Stored data entries
·····

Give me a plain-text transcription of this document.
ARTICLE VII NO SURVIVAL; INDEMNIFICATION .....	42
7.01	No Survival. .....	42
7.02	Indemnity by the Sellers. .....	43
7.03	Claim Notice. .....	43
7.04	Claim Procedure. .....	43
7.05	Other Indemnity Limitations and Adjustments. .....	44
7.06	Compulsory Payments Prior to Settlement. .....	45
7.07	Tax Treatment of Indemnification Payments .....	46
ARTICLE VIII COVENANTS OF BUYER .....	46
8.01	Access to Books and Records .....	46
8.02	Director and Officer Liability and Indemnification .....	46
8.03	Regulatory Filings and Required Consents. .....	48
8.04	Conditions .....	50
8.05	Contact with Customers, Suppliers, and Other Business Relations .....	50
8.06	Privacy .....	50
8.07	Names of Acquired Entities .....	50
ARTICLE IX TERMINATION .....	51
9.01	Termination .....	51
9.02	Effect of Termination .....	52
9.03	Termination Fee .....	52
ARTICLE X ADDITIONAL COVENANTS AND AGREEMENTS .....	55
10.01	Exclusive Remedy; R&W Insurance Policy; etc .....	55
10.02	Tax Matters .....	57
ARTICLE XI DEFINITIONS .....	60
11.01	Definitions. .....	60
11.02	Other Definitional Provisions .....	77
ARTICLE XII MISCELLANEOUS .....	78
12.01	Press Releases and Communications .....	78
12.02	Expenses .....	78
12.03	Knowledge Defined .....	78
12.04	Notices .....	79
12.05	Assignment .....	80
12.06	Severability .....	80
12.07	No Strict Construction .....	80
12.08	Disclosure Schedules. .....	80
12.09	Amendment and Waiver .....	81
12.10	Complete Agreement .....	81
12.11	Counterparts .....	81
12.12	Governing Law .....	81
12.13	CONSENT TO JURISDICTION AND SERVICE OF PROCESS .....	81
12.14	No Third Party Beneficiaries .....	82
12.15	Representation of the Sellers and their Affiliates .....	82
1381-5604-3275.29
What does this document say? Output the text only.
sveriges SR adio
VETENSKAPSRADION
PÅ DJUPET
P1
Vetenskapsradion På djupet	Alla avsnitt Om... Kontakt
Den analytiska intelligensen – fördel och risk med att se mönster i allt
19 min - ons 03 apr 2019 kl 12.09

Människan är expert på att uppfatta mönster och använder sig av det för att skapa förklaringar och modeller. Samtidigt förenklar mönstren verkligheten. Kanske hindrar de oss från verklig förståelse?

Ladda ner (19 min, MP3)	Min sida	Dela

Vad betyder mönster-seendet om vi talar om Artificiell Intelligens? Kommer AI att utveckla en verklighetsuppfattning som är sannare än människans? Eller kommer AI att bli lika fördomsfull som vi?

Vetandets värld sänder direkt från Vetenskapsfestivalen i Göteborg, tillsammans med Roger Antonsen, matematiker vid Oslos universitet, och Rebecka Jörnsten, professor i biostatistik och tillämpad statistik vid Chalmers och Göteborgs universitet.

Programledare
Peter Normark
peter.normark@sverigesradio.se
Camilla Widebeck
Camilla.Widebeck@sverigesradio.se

·····

*Task:* Retype each record exactly, leaving nothing out.

*Expected answer:*
Give me a plain-text transcription of this document.
ARTICLE VII NO SURVIVAL; INDEMNIFICATION .....	42
7.01	No Survival. .....	42
7.02	Indemnity by the Sellers. .....	43
7.03	Claim Notice. .....	43
7.04	Claim Procedure. .....	43
7.05	Other Indemnity Limitations and Adjustments. .....	44
7.06	Compulsory Payments Prior to Settlement. .....	45
7.07	Tax Treatment of Indemnification Payments .....	46
ARTICLE VIII COVENANTS OF BUYER .....	46
8.01	Access to Books and Records .....	46
8.02	Director and Officer Liability and Indemnification .....	46
8.03	Regulatory Filings and Required Consents. .....	48
8.04	Conditions .....	50
8.05	Contact with Customers, Suppliers, and Other Business Relations .....	50
8.06	Privacy .....	50
8.07	Names of Acquired Entities .....	50
ARTICLE IX TERMINATION .....	51
9.01	Termination .....	51
9.02	Effect of Termination .....	52
9.03	Termination Fee .....	52
ARTICLE X ADDITIONAL COVENANTS AND AGREEMENTS .....	55
10.01	Exclusive Remedy; R&W Insurance Policy; etc .....	55
10.02	Tax Matters .....	57
ARTICLE XI DEFINITIONS .....	60
11.01	Definitions. .....	60
11.02	Other Definitional Provisions .....	77
ARTICLE XII MISCELLANEOUS .....	78
12.01	Press Releases and Communications .....	78
12.02	Expenses .....	78
12.03	Knowledge Defined .....	78
12.04	Notices .....	79
12.05	Assignment .....	80
12.06	Severability .....	80
12.07	No Strict Construction .....	80
12.08	Disclosure Schedules. .....	80
12.09	Amendment and Waiver .....	81
12.10	Complete Agreement .....	81
12.11	Counterparts .....	81
12.12	Governing Law .....	81
12.13	CONSENT TO JURISDICTION AND SERVICE OF PROCESS .....	81
12.14	No Third Party Beneficiaries .....	82
12.15	Representation of the Sellers and their Affiliates .....	82
1381-5604-3275.29
What does this document say? Output the text only.
sveriges SR adio
VETENSKAPSRADION
PÅ DJUPET
P1
Vetenskapsradion På djupet	Alla avsnitt Om... Kontakt
Den analytiska intelligensen – fördel och risk med att se mönster i allt
19 min - ons 03 apr 2019 kl 12.09

Människan är expert på att uppfatta mönster och använder sig av det för att skapa förklaringar och modeller. Samtidigt förenklar mönstren verkligheten. Kanske hindrar de oss från verklig förståelse?

Ladda ner (19 min, MP3)	Min sida	Dela

Vad betyder mönster-seendet om vi talar om Artificiell Intelligens? Kommer AI att utveckla en verklighetsuppfattning som är sannare än människans? Eller kommer AI att bli lika fördomsfull som vi?

Vetandets värld sänder direkt från Vetenskapsfestivalen i Göteborg, tillsammans med Roger Antonsen, matematiker vid Oslos universitet, och Rebecka Jörnsten, professor i biostatistik och tillämpad statistik vid Chalmers och Göteborgs universitet.

Programledare
Peter Normark
peter.normark@sverigesradio.se
Camilla Widebeck
Camilla.Widebeck@sverigesradio.se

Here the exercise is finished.